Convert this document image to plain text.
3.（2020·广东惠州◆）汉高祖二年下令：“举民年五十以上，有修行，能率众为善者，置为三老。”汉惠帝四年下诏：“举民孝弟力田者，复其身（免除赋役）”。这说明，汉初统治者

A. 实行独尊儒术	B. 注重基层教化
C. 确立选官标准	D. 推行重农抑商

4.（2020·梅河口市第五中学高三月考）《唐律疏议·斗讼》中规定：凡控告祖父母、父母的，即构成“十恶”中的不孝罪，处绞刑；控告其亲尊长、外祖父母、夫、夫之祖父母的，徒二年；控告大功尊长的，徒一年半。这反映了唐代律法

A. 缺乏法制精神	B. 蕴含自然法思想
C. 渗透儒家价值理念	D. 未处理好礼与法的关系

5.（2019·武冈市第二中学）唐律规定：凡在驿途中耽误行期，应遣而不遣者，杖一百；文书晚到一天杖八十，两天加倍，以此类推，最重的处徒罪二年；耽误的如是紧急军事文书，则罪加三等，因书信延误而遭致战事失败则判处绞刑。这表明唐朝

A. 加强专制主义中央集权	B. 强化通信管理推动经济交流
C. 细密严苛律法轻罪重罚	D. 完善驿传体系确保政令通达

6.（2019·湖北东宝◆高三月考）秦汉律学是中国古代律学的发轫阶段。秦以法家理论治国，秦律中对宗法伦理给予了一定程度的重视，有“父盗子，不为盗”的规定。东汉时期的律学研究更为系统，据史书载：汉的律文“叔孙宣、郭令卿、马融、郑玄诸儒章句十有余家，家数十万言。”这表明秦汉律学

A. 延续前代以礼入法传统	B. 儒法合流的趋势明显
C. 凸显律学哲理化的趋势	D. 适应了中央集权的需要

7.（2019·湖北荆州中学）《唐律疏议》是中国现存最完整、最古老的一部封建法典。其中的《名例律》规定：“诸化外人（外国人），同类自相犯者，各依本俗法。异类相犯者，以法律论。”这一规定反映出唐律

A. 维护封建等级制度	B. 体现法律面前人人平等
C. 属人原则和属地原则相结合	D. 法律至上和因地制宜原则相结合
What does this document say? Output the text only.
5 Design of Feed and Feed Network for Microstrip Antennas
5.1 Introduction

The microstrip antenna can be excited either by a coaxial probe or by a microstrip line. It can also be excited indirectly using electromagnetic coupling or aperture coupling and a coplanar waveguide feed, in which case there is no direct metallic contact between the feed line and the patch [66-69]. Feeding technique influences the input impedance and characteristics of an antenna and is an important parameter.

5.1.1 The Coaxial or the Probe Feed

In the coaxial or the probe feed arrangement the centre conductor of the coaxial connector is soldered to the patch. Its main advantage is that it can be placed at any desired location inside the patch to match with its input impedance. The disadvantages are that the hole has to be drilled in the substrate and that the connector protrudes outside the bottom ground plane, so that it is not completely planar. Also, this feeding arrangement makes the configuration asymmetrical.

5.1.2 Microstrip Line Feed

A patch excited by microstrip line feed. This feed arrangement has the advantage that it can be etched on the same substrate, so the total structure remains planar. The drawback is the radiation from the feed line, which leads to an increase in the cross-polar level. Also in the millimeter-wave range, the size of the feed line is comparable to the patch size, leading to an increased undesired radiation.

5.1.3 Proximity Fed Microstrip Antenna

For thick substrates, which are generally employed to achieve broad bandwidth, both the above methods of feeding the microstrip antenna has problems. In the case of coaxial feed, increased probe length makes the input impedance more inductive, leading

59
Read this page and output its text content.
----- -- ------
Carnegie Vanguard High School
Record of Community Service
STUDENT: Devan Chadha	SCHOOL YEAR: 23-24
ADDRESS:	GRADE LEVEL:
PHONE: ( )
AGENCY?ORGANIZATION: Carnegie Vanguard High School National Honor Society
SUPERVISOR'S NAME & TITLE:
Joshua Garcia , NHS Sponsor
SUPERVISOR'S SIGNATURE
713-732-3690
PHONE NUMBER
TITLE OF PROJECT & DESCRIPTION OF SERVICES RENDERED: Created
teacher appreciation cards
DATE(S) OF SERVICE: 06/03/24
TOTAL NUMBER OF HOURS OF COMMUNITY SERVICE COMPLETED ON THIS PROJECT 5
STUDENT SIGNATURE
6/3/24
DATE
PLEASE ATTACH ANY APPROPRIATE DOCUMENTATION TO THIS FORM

===============

▶ [The exercise]: Provide only the count of lines in the data above that include the string "excited".

▶ [Solution for this task]: 2